Given entries:
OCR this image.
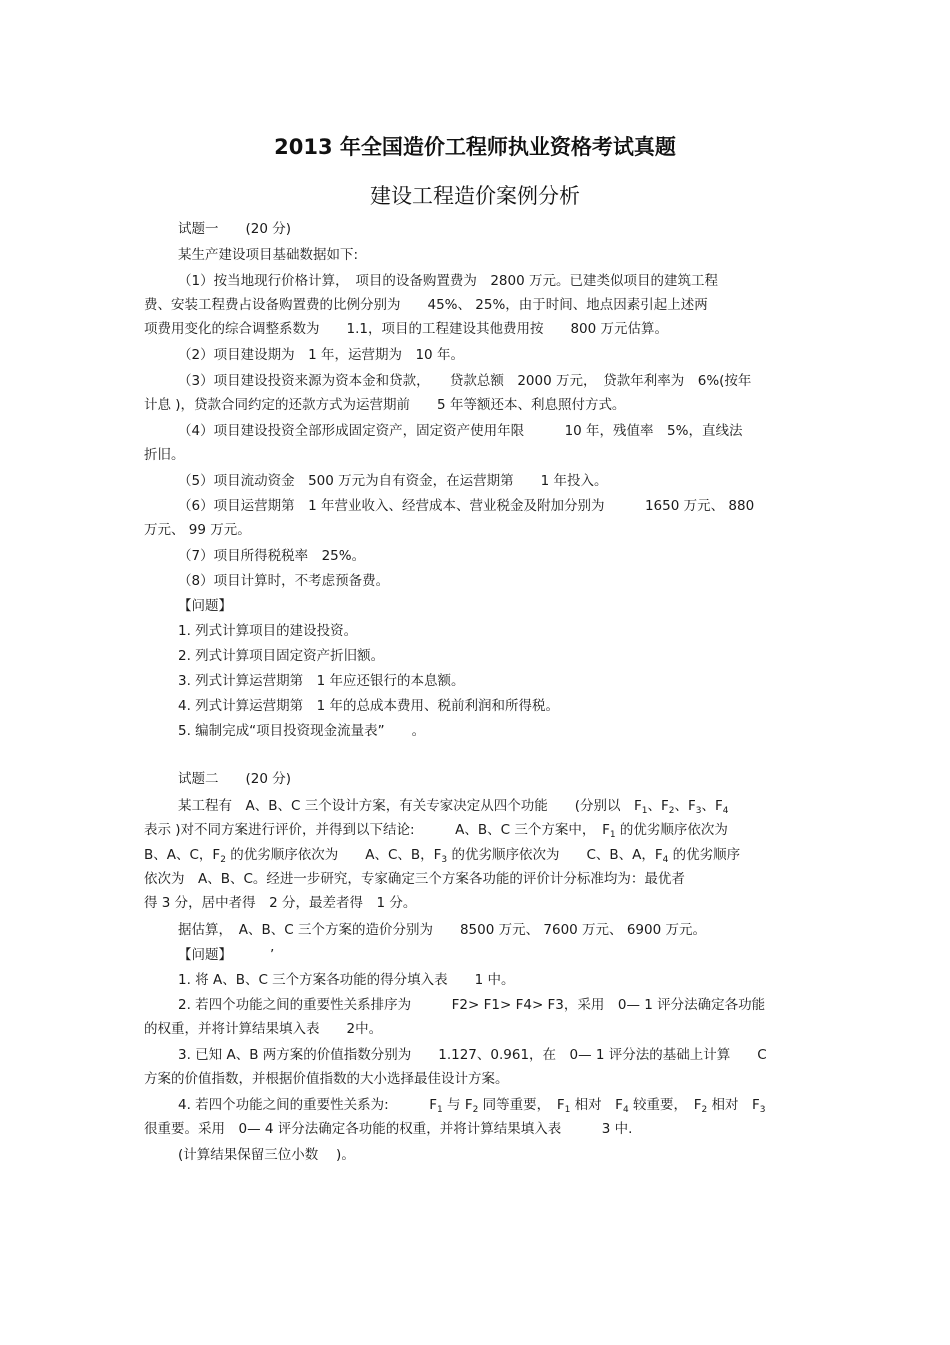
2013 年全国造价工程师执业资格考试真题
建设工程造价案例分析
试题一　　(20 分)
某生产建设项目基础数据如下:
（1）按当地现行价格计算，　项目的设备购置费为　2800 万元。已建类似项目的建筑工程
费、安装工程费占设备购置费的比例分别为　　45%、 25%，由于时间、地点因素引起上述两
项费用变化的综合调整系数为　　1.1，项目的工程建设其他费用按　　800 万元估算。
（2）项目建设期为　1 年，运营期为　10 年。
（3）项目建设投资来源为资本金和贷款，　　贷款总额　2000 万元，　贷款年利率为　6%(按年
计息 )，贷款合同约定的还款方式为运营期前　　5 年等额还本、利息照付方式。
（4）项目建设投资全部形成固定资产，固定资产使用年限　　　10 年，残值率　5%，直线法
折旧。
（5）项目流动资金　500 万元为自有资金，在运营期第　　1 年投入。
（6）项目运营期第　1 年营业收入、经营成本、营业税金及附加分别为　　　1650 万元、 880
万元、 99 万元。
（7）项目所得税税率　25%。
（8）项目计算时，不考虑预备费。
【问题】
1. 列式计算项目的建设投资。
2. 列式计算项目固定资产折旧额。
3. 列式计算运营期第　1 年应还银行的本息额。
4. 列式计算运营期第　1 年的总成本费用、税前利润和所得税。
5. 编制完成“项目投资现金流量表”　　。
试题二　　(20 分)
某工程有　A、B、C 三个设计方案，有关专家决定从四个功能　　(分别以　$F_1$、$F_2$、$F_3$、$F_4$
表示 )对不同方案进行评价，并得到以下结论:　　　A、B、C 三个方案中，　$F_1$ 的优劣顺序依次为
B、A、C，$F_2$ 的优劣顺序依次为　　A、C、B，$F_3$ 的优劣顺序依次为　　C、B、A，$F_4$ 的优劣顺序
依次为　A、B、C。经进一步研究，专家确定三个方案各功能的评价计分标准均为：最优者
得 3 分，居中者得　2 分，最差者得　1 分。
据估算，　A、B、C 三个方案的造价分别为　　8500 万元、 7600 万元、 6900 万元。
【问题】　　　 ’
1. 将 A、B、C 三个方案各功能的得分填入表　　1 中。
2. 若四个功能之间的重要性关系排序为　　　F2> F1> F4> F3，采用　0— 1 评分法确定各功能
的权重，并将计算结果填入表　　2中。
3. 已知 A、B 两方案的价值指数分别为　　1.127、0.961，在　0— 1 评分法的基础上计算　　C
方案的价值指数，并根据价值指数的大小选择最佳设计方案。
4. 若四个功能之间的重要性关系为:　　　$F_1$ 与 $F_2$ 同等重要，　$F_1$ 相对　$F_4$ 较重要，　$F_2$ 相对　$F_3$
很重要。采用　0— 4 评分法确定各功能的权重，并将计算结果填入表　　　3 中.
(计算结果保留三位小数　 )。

Exercise description:
Write the records above out again exactly, with no pictures in your copy.

The completed task:
OCR this image.
2013 年全国造价工程师执业资格考试真题
建设工程造价案例分析
试题一　　(20 分)
某生产建设项目基础数据如下:
（1）按当地现行价格计算，　项目的设备购置费为　2800 万元。已建类似项目的建筑工程
费、安装工程费占设备购置费的比例分别为　　45%、 25%，由于时间、地点因素引起上述两
项费用变化的综合调整系数为　　1.1，项目的工程建设其他费用按　　800 万元估算。
（2）项目建设期为　1 年，运营期为　10 年。
（3）项目建设投资来源为资本金和贷款，　　贷款总额　2000 万元，　贷款年利率为　6%(按年
计息 )，贷款合同约定的还款方式为运营期前　　5 年等额还本、利息照付方式。
（4）项目建设投资全部形成固定资产，固定资产使用年限　　　10 年，残值率　5%，直线法
折旧。
（5）项目流动资金　500 万元为自有资金，在运营期第　　1 年投入。
（6）项目运营期第　1 年营业收入、经营成本、营业税金及附加分别为　　　1650 万元、 880
万元、 99 万元。
（7）项目所得税税率　25%。
（8）项目计算时，不考虑预备费。
【问题】
1. 列式计算项目的建设投资。
2. 列式计算项目固定资产折旧额。
3. 列式计算运营期第　1 年应还银行的本息额。
4. 列式计算运营期第　1 年的总成本费用、税前利润和所得税。
5. 编制完成“项目投资现金流量表”　　。
试题二　　(20 分)
某工程有　A、B、C 三个设计方案，有关专家决定从四个功能　　(分别以　$F_1$、$F_2$、$F_3$、$F_4$
表示 )对不同方案进行评价，并得到以下结论:　　　A、B、C 三个方案中，　$F_1$ 的优劣顺序依次为
B、A、C，$F_2$ 的优劣顺序依次为　　A、C、B，$F_3$ 的优劣顺序依次为　　C、B、A，$F_4$ 的优劣顺序
依次为　A、B、C。经进一步研究，专家确定三个方案各功能的评价计分标准均为：最优者
得 3 分，居中者得　2 分，最差者得　1 分。
据估算，　A、B、C 三个方案的造价分别为　　8500 万元、 7600 万元、 6900 万元。
【问题】　　　 ’
1. 将 A、B、C 三个方案各功能的得分填入表　　1 中。
2. 若四个功能之间的重要性关系排序为　　　F2> F1> F4> F3，采用　0— 1 评分法确定各功能
的权重，并将计算结果填入表　　2中。
3. 已知 A、B 两方案的价值指数分别为　　1.127、0.961，在　0— 1 评分法的基础上计算　　C
方案的价值指数，并根据价值指数的大小选择最佳设计方案。
4. 若四个功能之间的重要性关系为:　　　$F_1$ 与 $F_2$ 同等重要，　$F_1$ 相对　$F_4$ 较重要，　$F_2$ 相对　$F_3$
很重要。采用　0— 4 评分法确定各功能的权重，并将计算结果填入表　　　3 中.
(计算结果保留三位小数　 )。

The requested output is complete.